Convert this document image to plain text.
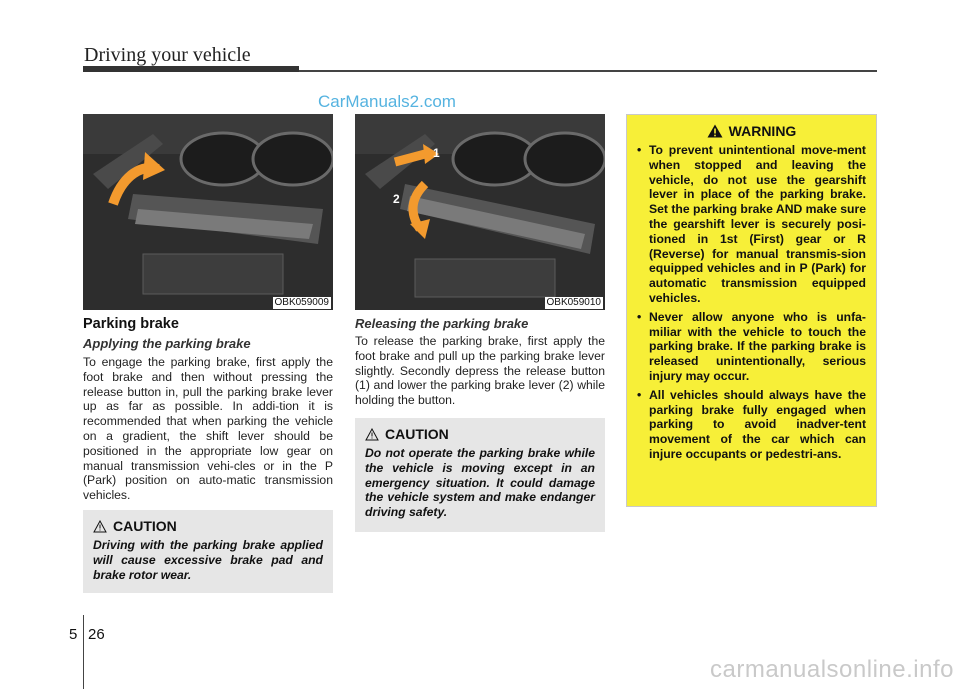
Driving your vehicle
CarManuals2.com
OBK059009
1
2
OBK059010
Parking brake
Applying the parking brake
To engage the parking brake, first apply the foot brake and then without pressing the release button in, pull the parking brake lever up as far as possible. In addi-tion it is recommended that when parking the vehicle on a gradient, the shift lever should be positioned in the appropriate low gear on manual transmission vehi-cles or in the P (Park) position on auto-matic transmission vehicles.
CAUTION
Driving with the parking brake applied will cause excessive brake pad and brake rotor wear.
Releasing the parking brake
To release the parking brake, first apply the foot brake and pull up the parking brake lever slightly. Secondly depress the release button (1) and lower the parking brake lever (2) while holding the button.
CAUTION
Do not operate the parking brake while the vehicle is moving except in an emergency situation. It could damage the vehicle system and make endanger driving safety.
WARNING
• To prevent unintentional move-ment when stopped and leaving the vehicle, do not use the gearshift lever in place of the parking brake. Set the parking brake AND make sure the gearshift lever is securely posi-tioned in 1st (First) gear or R (Reverse) for manual transmis-sion equipped vehicles and in P (Park) for automatic transmission equipped vehicles.
• Never allow anyone who is unfa-miliar with the vehicle to touch the parking brake. If the parking brake is released unintentionally, serious injury may occur.
• All vehicles should always have the parking brake fully engaged when parking to avoid inadver-tent movement of the car which can injure occupants or pedestri-ans.
5 26
carmanualsonline.info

§ Stated exercise
Do not include the images; transcribe the rest of the listing exactly.

§ Worked solution
Convert this document image to plain text.
Driving your vehicle
CarManuals2.com
OBK059009
1
2
OBK059010
Parking brake
Applying the parking brake
To engage the parking brake, first apply the foot brake and then without pressing the release button in, pull the parking brake lever up as far as possible. In addi-tion it is recommended that when parking the vehicle on a gradient, the shift lever should be positioned in the appropriate low gear on manual transmission vehi-cles or in the P (Park) position on auto-matic transmission vehicles.
CAUTION
Driving with the parking brake applied will cause excessive brake pad and brake rotor wear.
Releasing the parking brake
To release the parking brake, first apply the foot brake and pull up the parking brake lever slightly. Secondly depress the release button (1) and lower the parking brake lever (2) while holding the button.
CAUTION
Do not operate the parking brake while the vehicle is moving except in an emergency situation. It could damage the vehicle system and make endanger driving safety.
WARNING
• To prevent unintentional move-ment when stopped and leaving the vehicle, do not use the gearshift lever in place of the parking brake. Set the parking brake AND make sure the gearshift lever is securely posi-tioned in 1st (First) gear or R (Reverse) for manual transmis-sion equipped vehicles and in P (Park) for automatic transmission equipped vehicles.
• Never allow anyone who is unfa-miliar with the vehicle to touch the parking brake. If the parking brake is released unintentionally, serious injury may occur.
• All vehicles should always have the parking brake fully engaged when parking to avoid inadver-tent movement of the car which can injure occupants or pedestri-ans.
5 26
carmanualsonline.info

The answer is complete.